§ What you should do:
Copy each line below that includes "image".

Stored data:
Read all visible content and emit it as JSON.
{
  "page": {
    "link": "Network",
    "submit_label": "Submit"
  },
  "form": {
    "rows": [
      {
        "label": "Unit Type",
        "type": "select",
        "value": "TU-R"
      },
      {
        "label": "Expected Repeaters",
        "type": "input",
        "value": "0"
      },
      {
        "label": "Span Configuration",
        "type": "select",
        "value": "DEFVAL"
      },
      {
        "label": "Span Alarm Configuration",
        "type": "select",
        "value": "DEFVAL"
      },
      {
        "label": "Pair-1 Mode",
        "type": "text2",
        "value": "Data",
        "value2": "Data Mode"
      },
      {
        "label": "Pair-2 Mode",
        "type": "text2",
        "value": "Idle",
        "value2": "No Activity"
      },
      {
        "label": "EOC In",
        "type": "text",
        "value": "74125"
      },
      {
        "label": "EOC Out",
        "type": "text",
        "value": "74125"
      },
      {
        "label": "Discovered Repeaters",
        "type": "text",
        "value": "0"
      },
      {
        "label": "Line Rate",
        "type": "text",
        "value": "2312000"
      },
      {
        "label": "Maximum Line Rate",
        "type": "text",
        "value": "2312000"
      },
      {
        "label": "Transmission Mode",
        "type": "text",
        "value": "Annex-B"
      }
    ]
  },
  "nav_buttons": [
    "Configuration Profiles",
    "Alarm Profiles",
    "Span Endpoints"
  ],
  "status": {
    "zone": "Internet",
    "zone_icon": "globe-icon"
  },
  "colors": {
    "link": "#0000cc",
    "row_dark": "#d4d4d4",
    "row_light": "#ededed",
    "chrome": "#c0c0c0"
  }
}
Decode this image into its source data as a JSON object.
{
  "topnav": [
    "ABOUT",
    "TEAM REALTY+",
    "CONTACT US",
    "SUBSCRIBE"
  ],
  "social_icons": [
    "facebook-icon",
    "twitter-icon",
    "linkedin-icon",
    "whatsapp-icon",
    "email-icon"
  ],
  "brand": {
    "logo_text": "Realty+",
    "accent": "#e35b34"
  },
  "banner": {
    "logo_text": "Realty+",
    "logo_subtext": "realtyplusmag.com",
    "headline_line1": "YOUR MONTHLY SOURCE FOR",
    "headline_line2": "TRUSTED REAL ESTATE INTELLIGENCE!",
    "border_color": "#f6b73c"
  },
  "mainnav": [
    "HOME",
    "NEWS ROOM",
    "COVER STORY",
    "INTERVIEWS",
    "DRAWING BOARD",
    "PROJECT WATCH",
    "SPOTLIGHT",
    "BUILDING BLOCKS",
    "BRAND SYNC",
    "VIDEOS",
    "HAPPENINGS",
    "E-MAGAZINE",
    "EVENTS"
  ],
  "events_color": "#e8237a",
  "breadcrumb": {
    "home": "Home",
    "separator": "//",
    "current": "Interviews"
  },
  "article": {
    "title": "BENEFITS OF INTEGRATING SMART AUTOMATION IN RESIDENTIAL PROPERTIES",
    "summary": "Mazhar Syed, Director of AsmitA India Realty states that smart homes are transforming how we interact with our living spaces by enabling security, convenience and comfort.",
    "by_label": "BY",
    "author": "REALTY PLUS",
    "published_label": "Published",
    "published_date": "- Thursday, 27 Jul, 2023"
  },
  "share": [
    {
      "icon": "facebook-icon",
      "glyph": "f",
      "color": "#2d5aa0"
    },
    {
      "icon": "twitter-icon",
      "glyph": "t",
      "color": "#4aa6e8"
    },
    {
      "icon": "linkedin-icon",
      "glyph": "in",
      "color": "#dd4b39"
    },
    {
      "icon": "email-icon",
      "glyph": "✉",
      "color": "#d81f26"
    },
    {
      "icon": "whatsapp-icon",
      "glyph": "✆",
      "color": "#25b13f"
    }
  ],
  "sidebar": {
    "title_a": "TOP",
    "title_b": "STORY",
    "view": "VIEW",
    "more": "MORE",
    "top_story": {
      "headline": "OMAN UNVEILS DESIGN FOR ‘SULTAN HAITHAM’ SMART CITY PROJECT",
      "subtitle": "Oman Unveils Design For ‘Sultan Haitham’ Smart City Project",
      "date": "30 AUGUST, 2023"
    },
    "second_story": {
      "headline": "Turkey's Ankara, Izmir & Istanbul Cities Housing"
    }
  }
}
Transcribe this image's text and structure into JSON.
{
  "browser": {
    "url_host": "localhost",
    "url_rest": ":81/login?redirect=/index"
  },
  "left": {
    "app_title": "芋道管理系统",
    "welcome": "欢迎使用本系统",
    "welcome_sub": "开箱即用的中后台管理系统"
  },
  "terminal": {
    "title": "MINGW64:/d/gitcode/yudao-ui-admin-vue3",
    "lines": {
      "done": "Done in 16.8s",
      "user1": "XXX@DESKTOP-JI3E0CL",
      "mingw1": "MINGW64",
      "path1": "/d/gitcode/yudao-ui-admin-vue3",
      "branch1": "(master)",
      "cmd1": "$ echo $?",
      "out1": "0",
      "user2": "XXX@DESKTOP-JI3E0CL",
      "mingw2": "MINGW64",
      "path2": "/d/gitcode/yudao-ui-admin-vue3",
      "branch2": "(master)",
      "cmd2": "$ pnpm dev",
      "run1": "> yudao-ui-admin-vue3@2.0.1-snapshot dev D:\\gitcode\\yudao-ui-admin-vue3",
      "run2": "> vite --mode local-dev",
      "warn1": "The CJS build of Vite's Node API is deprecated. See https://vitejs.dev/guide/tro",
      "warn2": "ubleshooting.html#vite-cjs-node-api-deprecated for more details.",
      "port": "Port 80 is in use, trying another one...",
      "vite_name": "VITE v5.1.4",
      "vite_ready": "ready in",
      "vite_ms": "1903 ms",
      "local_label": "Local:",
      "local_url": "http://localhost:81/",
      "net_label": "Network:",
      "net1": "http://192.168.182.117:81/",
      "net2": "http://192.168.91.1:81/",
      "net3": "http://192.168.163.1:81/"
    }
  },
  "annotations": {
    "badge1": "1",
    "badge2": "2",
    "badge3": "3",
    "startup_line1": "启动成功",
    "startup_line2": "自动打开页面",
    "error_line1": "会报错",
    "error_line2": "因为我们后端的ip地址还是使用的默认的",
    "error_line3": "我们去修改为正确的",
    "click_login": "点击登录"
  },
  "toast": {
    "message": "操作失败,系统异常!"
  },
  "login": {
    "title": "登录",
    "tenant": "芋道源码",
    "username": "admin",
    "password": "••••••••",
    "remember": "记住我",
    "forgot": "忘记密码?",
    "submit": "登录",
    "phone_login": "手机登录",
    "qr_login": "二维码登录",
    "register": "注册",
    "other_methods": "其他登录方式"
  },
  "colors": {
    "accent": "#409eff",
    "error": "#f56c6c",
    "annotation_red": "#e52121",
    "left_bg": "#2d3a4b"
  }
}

§ Task result:
Decode this image into its source data as a JSON object.
Transcribe this image's text and structure into JSON.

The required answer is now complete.